▶ [TASK INSTRUCTIONS] Copy the records from the line containing "y-tick-label: 400 (20, 177, 38, 189)" down to the line containing "x-category-label: المملكة المتحدة", replacing "bar-value-label" with "data-label" and leaving everything else unchanged.

▶ [STORED DATA]
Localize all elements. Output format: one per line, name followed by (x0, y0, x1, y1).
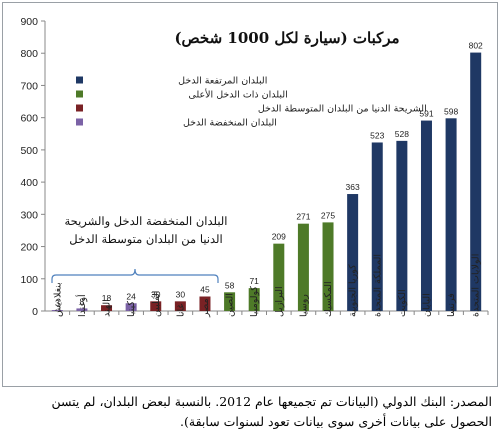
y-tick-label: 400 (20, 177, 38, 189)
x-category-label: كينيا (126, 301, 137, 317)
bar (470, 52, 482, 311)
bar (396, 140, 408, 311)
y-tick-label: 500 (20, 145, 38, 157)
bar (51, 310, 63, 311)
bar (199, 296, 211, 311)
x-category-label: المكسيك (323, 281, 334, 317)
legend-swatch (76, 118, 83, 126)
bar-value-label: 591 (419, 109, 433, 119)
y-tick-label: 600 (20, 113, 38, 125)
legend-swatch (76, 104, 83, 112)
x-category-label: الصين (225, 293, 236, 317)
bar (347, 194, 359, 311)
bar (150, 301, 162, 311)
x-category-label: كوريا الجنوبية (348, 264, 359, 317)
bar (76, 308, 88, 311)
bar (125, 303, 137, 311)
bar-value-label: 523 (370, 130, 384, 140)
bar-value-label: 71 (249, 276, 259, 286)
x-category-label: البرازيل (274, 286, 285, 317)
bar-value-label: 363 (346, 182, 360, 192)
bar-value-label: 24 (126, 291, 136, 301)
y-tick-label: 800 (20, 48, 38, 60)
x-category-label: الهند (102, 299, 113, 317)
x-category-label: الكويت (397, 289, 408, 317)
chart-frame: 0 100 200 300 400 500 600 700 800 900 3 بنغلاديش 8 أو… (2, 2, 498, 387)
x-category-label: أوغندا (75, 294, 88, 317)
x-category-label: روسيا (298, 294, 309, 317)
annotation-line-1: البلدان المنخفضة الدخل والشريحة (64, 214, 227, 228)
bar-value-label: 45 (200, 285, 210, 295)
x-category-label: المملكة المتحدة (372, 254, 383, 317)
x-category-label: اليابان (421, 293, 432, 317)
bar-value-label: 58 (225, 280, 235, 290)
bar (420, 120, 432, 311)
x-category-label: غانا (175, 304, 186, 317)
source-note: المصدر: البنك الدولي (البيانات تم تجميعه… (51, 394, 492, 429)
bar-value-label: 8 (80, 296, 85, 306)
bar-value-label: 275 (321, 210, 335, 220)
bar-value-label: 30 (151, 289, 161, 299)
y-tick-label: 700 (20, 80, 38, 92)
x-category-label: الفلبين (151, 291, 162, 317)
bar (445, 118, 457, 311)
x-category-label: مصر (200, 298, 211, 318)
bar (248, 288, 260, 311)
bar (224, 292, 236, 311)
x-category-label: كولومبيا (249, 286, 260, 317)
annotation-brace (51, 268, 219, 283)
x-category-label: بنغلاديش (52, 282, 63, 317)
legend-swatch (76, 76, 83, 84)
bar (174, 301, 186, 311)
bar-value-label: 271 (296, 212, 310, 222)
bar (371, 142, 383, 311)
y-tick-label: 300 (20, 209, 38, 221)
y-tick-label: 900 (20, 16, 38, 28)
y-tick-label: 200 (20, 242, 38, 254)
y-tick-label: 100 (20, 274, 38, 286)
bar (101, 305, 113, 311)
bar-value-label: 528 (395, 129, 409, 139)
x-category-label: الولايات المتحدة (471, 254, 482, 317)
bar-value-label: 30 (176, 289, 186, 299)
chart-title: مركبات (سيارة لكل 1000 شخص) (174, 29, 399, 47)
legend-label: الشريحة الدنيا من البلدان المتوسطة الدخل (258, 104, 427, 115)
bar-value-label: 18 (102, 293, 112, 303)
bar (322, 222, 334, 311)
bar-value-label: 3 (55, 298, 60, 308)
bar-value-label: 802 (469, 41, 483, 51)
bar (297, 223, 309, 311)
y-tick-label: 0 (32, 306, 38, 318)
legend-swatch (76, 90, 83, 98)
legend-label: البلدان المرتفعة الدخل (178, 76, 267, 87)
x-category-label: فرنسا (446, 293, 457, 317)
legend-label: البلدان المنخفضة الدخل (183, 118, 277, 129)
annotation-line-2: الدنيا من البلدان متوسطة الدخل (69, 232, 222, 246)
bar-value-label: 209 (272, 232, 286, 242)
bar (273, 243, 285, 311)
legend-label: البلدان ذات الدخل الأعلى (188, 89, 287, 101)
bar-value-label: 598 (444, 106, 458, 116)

▶ [SOLUTION TO THIS PROBLEM]
y-tick-label: 400 (20, 177, 38, 189)
x-category-label: كينيا (126, 301, 137, 317)
bar (470, 52, 482, 311)
bar (396, 140, 408, 311)
y-tick-label: 500 (20, 145, 38, 157)
bar (51, 310, 63, 311)
bar (199, 296, 211, 311)
x-category-label: المكسيك (323, 281, 334, 317)
legend-swatch (76, 118, 83, 126)
data-label: 591 (419, 109, 433, 119)
y-tick-label: 600 (20, 113, 38, 125)
legend-swatch (76, 104, 83, 112)
x-category-label: الصين (225, 293, 236, 317)
bar (347, 194, 359, 311)
bar (150, 301, 162, 311)
x-category-label: كوريا الجنوبية (348, 264, 359, 317)
bar (76, 308, 88, 311)
bar (125, 303, 137, 311)
data-label: 523 (370, 130, 384, 140)
data-label: 71 (249, 276, 259, 286)
x-category-label: البرازيل (274, 286, 285, 317)
data-label: 363 (346, 182, 360, 192)
data-label: 24 (126, 291, 136, 301)
y-tick-label: 800 (20, 48, 38, 60)
x-category-label: الهند (102, 299, 113, 317)
x-category-label: الكويت (397, 289, 408, 317)
chart-frame: 0 100 200 300 400 500 600 700 800 900 3 بنغلاديش 8 أو… (2, 2, 498, 387)
x-category-label: أوغندا (75, 294, 88, 317)
x-category-label: روسيا (298, 294, 309, 317)
annotation-line-1: البلدان المنخفضة الدخل والشريحة (64, 214, 227, 228)
data-label: 45 (200, 285, 210, 295)
x-category-label: المملكة المتحدة (372, 254, 383, 317)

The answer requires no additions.